__TEXTO DE LECTURA__
Propósito nada fácil para una oposición que se bambolea entre el escepticismo y
la mezquindad de ciertos líderes (comenzando por Capriles Radonsky), a pesar de
las contradicciones del régimen y de la incapacidad estructural del candidato
chavista para pensar y hablar a la vez. Nicolás Maduro es un panglosiano o, en
lenguaje vernáculo, un ignorante audaz. ¿Cómo decirle a los venezolanos que
vuelvan a votar por la oposición porque esta vez sí tendrán un candidato con
inteligencia y cojones?
En el muy
factible escenario de la victoria de Maduro, el chavismo continuará en el poder
pero mediatizado por la pesada herencia económica que lo empujará a dolorosas
decisiones para paliar el astronómico déficit fiscal: devaluación brutal,
incendiario aumento del precio de la gasolina, recorte de las misiones y poda
de la desquiciada burocracia, entre otras.
Y, como si eso fuera poco, las
disputas entre los sectores militar militarista encarnado por el presidente de
la Asamblea Nacional, Diosdado Cabello, y el civil comunista de Maduro,
conducirán a redistribuciones de la torta burocrática y a grandes negocios. ¡Corrupción!

__QUÉ HARÁS__
- 1) En el texto sobre el chavismo, ¿por qué el chavismo tendría que tomar decisiones dolorosas si gana Maduro? Contesta en una a tres oraciones.
- 2) ¿Quién encarna el sector militar militarista, según el texto sobre el chavismo?
- 3) Prosigue el texto sobre el chavismo a partir de su última oración.

__ENTRADAS PROPORCIONADAS__
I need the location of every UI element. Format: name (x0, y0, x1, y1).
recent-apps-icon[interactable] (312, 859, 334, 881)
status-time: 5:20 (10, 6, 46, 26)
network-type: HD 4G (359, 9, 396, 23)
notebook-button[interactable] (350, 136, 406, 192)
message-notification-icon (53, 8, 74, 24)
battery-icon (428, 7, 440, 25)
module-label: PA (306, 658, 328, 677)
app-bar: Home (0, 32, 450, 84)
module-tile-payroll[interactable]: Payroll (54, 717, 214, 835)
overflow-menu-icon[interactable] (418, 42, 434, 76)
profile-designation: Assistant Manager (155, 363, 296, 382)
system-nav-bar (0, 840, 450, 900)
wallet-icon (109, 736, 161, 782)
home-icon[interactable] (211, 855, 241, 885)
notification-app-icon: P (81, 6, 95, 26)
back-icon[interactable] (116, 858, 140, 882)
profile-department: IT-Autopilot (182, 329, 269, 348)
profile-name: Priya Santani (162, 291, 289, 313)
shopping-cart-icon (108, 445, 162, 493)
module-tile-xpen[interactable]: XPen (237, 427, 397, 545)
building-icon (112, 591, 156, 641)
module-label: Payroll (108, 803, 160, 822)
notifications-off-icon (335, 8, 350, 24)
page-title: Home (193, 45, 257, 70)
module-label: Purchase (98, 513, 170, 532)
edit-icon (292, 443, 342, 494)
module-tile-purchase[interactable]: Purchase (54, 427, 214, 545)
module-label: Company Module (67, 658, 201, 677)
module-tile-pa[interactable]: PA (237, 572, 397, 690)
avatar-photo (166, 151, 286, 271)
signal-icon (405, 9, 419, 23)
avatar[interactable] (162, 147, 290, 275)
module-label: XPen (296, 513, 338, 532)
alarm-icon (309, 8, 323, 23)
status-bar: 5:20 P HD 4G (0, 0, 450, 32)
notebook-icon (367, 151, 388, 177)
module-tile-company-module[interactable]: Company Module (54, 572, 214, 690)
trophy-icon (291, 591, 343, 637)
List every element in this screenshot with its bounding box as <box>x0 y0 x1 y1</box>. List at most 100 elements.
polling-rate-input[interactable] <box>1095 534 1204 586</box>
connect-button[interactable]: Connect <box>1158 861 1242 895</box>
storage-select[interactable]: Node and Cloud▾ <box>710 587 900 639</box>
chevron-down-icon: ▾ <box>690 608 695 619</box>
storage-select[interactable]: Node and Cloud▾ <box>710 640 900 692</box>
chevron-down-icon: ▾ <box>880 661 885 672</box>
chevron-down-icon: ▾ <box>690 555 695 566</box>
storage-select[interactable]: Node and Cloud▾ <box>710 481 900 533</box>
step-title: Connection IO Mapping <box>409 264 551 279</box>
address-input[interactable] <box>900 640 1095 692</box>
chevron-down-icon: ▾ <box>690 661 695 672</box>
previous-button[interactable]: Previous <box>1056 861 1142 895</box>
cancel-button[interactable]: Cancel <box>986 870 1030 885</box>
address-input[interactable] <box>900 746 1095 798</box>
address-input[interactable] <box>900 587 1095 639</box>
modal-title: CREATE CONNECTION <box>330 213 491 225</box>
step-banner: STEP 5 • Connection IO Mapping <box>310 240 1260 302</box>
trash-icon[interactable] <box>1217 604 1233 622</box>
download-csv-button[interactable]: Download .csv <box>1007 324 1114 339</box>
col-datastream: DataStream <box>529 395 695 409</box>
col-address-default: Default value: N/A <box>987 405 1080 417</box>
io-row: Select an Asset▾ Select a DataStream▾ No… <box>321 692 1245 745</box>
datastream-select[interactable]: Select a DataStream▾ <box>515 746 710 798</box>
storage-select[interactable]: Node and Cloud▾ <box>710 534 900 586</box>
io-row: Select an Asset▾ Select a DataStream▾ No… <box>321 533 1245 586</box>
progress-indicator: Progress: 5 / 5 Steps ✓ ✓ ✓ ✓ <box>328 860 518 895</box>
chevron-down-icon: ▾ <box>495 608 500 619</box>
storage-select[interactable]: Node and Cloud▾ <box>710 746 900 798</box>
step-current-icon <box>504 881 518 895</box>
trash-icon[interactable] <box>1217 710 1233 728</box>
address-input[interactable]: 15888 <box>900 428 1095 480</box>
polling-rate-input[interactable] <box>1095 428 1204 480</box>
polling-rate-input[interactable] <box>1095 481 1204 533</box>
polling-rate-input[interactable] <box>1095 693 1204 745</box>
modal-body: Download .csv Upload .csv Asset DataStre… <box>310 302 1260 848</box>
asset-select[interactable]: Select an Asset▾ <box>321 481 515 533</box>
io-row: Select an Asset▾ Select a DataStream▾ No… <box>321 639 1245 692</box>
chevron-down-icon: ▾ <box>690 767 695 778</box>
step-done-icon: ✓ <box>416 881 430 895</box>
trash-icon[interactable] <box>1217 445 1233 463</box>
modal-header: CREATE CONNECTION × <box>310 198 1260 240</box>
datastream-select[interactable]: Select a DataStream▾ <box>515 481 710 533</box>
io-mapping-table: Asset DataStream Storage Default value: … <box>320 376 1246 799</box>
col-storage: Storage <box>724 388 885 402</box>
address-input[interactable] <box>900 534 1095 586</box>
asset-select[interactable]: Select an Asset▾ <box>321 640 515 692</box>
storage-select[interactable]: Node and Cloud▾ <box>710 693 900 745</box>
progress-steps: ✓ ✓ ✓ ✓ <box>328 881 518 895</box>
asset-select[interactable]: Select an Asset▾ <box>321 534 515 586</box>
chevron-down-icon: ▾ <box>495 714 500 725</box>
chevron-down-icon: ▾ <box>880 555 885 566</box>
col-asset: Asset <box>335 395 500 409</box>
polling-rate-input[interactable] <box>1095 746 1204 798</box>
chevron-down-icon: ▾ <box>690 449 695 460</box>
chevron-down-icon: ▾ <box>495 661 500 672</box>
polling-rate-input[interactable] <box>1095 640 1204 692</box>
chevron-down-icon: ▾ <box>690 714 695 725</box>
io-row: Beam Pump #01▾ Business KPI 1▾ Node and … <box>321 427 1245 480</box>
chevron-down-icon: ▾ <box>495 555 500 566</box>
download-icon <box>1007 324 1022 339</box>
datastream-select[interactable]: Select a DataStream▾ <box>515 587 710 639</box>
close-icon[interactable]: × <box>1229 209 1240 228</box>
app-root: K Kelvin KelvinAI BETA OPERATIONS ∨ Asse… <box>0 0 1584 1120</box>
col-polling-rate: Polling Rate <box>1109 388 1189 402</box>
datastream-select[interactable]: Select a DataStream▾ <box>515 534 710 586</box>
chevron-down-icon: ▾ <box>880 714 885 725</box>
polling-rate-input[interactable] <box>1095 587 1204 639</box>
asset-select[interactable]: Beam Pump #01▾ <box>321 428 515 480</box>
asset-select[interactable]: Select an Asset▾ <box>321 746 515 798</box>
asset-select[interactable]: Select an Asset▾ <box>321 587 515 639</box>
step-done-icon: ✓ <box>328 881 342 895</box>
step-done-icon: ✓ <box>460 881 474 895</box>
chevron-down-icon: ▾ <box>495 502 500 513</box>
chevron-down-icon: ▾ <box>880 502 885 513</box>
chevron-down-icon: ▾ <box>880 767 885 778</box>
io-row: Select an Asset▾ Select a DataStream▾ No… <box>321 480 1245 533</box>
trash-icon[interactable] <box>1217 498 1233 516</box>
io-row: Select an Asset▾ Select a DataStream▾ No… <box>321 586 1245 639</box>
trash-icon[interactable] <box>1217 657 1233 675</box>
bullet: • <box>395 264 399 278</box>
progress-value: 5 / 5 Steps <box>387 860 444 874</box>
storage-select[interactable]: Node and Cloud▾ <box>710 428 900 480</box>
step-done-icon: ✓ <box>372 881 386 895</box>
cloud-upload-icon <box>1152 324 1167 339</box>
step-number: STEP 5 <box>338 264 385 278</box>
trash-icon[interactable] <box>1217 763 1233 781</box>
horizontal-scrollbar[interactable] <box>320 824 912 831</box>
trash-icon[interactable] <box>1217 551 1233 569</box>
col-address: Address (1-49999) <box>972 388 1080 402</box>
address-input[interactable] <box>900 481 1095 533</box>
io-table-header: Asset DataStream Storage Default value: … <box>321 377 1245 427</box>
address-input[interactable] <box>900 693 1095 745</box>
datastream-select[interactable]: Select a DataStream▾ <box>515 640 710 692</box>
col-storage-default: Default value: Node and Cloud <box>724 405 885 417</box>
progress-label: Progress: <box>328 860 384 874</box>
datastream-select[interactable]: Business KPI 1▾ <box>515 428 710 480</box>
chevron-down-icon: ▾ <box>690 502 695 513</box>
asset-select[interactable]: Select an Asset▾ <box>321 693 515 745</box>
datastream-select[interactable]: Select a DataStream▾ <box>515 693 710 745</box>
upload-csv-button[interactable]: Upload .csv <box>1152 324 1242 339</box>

__RESULTADOS EN ORDEN__
- 1) Porque seguiría en el poder condicionado por una pesada herencia económica. Esas decisiones servirían para paliar el astronómico déficit fiscal.

- 2) Diosdado Cabello, presidente de la Asamblea Nacional.

- 3)
La ambición de Cabello es inmensa y respaldada por oficiales de la Fuerza
Armada y por gobernadores y alcaldes que él controla, lo que plantea la amenaza
cierta de un levantamiento militar.
Aunque ungido por la voluntad de Chávez, Maduro es intrínsecamente débil
y le acechan serios riesgos.
La profusión
de afiches vistos en las principales ciudades venezolanas a mediados de 2011 -cuando
Chávez viajó a Cuba en uno de apremios de salud-, ilustra el tamaño de las
agallas de Cabello. “!Diosdado Presidente!”, era la desesperada consigna de
poder. Y aun antes, cuando se desempeñó
como Vicepresidente, el enriquecido Cabello ya se hacía llamar “Presidente
Ejecutivo”, cosa que despertaba sospechas en el autócrata criollo y en Fidel
Castro. Pero como golpista fracasado que ha sido, él sabe que en
sus objetivos no se descartan opciones. ¡Que Dios nos agarre confesados!